(Dataset entries)
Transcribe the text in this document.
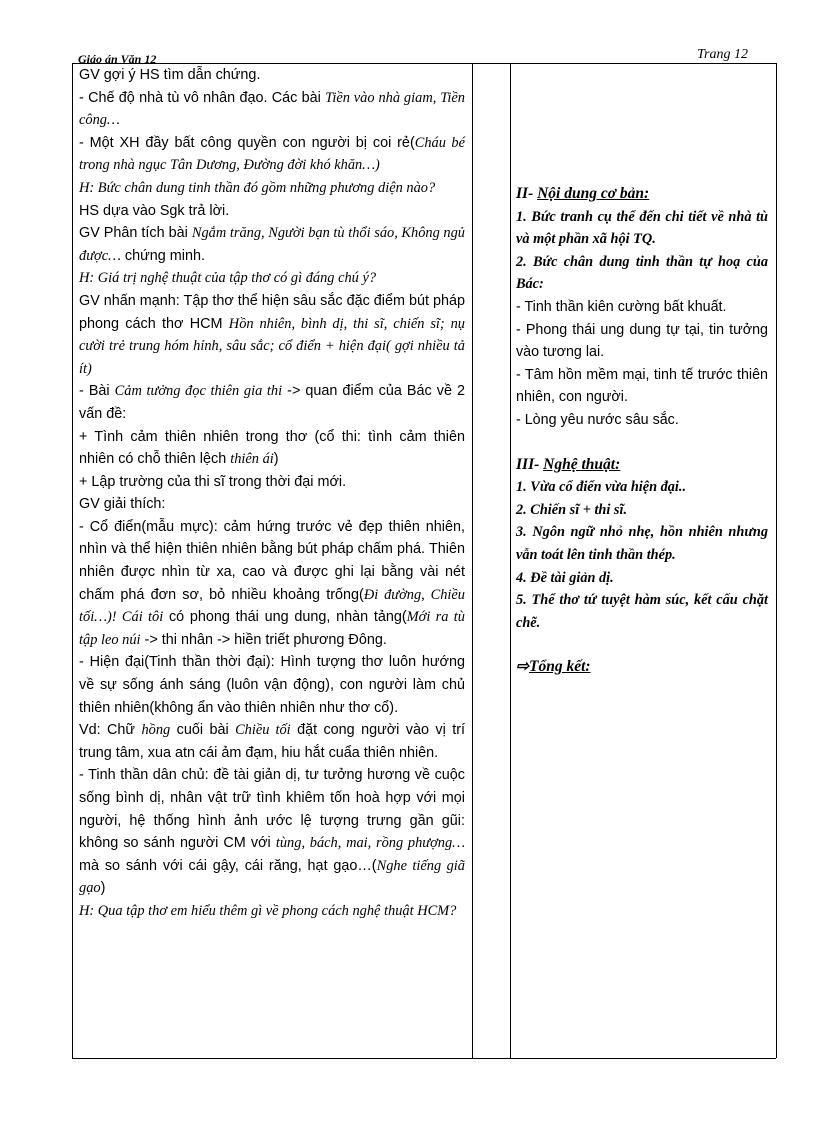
Giáo án Văn 12	Trang 12

GV gợi ý HS tìm dẫn chứng.

- Chế độ nhà tù vô nhân đạo. Các bài Tiền vào nhà giam, Tiền công…

- Một XH đầy bất công quyền con người bị coi rẻ(Cháu bé trong nhà ngục Tân Dương, Đường đời khó khăn…)

H: Bức chân dung tinh thần đó gồm những phương diện nào?

HS dựa vào Sgk trả lời.

GV Phân tích bài Ngắm trăng, Người bạn tù thổi sáo, Không ngủ được… chứng minh.

H: Giá trị nghệ thuật của tập thơ có gì đáng chú ý?

GV nhấn mạnh: Tập thơ thể hiện sâu sắc đặc điểm bút pháp phong cách thơ HCM Hồn nhiên, bình dị, thi sĩ, chiến sĩ; nụ cười trẻ trung hóm hỉnh, sâu sắc; cổ điển + hiện đại( gợi nhiều tả ít)

- Bài Cảm tưởng đọc thiên gia thi -> quan điểm của Bác về 2 vấn đề:

+ Tình cảm thiên nhiên trong thơ (cổ thi: tình cảm thiên nhiên có chỗ thiên lệch thiên ái)

+ Lập trường của thi sĩ trong thời đại mới.

GV giải thích:

- Cổ điển(mẫu mực): cảm hứng trước vẻ đẹp thiên nhiên, nhìn và thể hiện thiên nhiên bằng bút pháp chấm phá. Thiên nhiên được nhìn từ xa, cao và được ghi lại bằng vài nét chấm phá đơn sơ, bỏ nhiều khoảng trống(Đi đường, Chiều tối…)! Cái tôi có phong thái ung dung, nhàn tảng(Mới ra tù tập leo núi -> thi nhân -> hiền triết phương Đông.

- Hiện đại(Tinh thần thời đại): Hình tượng thơ luôn hướng về sự sống ánh sáng (luôn vận động), con người làm chủ thiên nhiên(không ẩn vào thiên nhiên như thơ cổ).

Vd: Chữ hồng cuối bài Chiều tối đặt cong người vào vị trí trung tâm, xua atn cái ảm đạm, hiu hắt cuẩa thiên nhiên.

- Tinh thần dân chủ: đề tài giản dị, tư tưởng hương về cuộc sống bình dị, nhân vật trữ tình khiêm tốn hoà hợp với mọi người, hệ thống hình ảnh ước lệ tượng trưng gần gũi: không so sánh người CM với tùng, bách, mai, rồng phượng… mà so sánh với cái gậy, cái răng, hạt gạo…(Nghe tiếng giã gạo)

H: Qua tập thơ em hiểu thêm gì về phong cách nghệ thuật HCM?

II- Nội dung cơ bản:

1. Bức tranh cụ thể đến chi tiết về nhà tù và một phần xã hội TQ.

2. Bức chân dung tinh thần tự hoạ của Bác:

- Tinh thần kiên cường bất khuất.

- Phong thái ung dung tự tại, tin tưởng vào tương lai.

- Tâm hồn mềm mại, tinh tế trước thiên nhiên, con người.

- Lòng yêu nước sâu sắc.

III- Nghệ thuật:

1. Vừa cổ điển vừa hiện đại..

2. Chiến sĩ + thi sĩ.

3. Ngôn ngữ nhỏ nhẹ, hồn nhiên nhưng vẫn toát lên tinh thần thép.

4. Đề tài giản dị.

5. Thể thơ tứ tuyệt hàm súc, kết cấu chặt chẽ.

⇨Tổng kết:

### Challenge
Omit the pictures, and quote the material above exactly as given.

### Task answer
Transcribe the text in this document.
Giáo án Văn 12	Trang 12

GV gợi ý HS tìm dẫn chứng.

- Chế độ nhà tù vô nhân đạo. Các bài Tiền vào nhà giam, Tiền công…

- Một XH đầy bất công quyền con người bị coi rẻ(Cháu bé trong nhà ngục Tân Dương, Đường đời khó khăn…)

H: Bức chân dung tinh thần đó gồm những phương diện nào?

HS dựa vào Sgk trả lời.

GV Phân tích bài Ngắm trăng, Người bạn tù thổi sáo, Không ngủ được… chứng minh.

H: Giá trị nghệ thuật của tập thơ có gì đáng chú ý?

GV nhấn mạnh: Tập thơ thể hiện sâu sắc đặc điểm bút pháp phong cách thơ HCM Hồn nhiên, bình dị, thi sĩ, chiến sĩ; nụ cười trẻ trung hóm hỉnh, sâu sắc; cổ điển + hiện đại( gợi nhiều tả ít)

- Bài Cảm tưởng đọc thiên gia thi -> quan điểm của Bác về 2 vấn đề:

+ Tình cảm thiên nhiên trong thơ (cổ thi: tình cảm thiên nhiên có chỗ thiên lệch thiên ái)

+ Lập trường của thi sĩ trong thời đại mới.

GV giải thích:

- Cổ điển(mẫu mực): cảm hứng trước vẻ đẹp thiên nhiên, nhìn và thể hiện thiên nhiên bằng bút pháp chấm phá. Thiên nhiên được nhìn từ xa, cao và được ghi lại bằng vài nét chấm phá đơn sơ, bỏ nhiều khoảng trống(Đi đường, Chiều tối…)! Cái tôi có phong thái ung dung, nhàn tảng(Mới ra tù tập leo núi -> thi nhân -> hiền triết phương Đông.

- Hiện đại(Tinh thần thời đại): Hình tượng thơ luôn hướng về sự sống ánh sáng (luôn vận động), con người làm chủ thiên nhiên(không ẩn vào thiên nhiên như thơ cổ).

Vd: Chữ hồng cuối bài Chiều tối đặt cong người vào vị trí trung tâm, xua atn cái ảm đạm, hiu hắt cuẩa thiên nhiên.

- Tinh thần dân chủ: đề tài giản dị, tư tưởng hương về cuộc sống bình dị, nhân vật trữ tình khiêm tốn hoà hợp với mọi người, hệ thống hình ảnh ước lệ tượng trưng gần gũi: không so sánh người CM với tùng, bách, mai, rồng phượng… mà so sánh với cái gậy, cái răng, hạt gạo…(Nghe tiếng giã gạo)

H: Qua tập thơ em hiểu thêm gì về phong cách nghệ thuật HCM?

II- Nội dung cơ bản:

1. Bức tranh cụ thể đến chi tiết về nhà tù và một phần xã hội TQ.

2. Bức chân dung tinh thần tự hoạ của Bác:

- Tinh thần kiên cường bất khuất.

- Phong thái ung dung tự tại, tin tưởng vào tương lai.

- Tâm hồn mềm mại, tinh tế trước thiên nhiên, con người.

- Lòng yêu nước sâu sắc.

III- Nghệ thuật:

1. Vừa cổ điển vừa hiện đại..

2. Chiến sĩ + thi sĩ.

3. Ngôn ngữ nhỏ nhẹ, hồn nhiên nhưng vẫn toát lên tinh thần thép.

4. Đề tài giản dị.

5. Thể thơ tứ tuyệt hàm súc, kết cấu chặt chẽ.

⇨Tổng kết:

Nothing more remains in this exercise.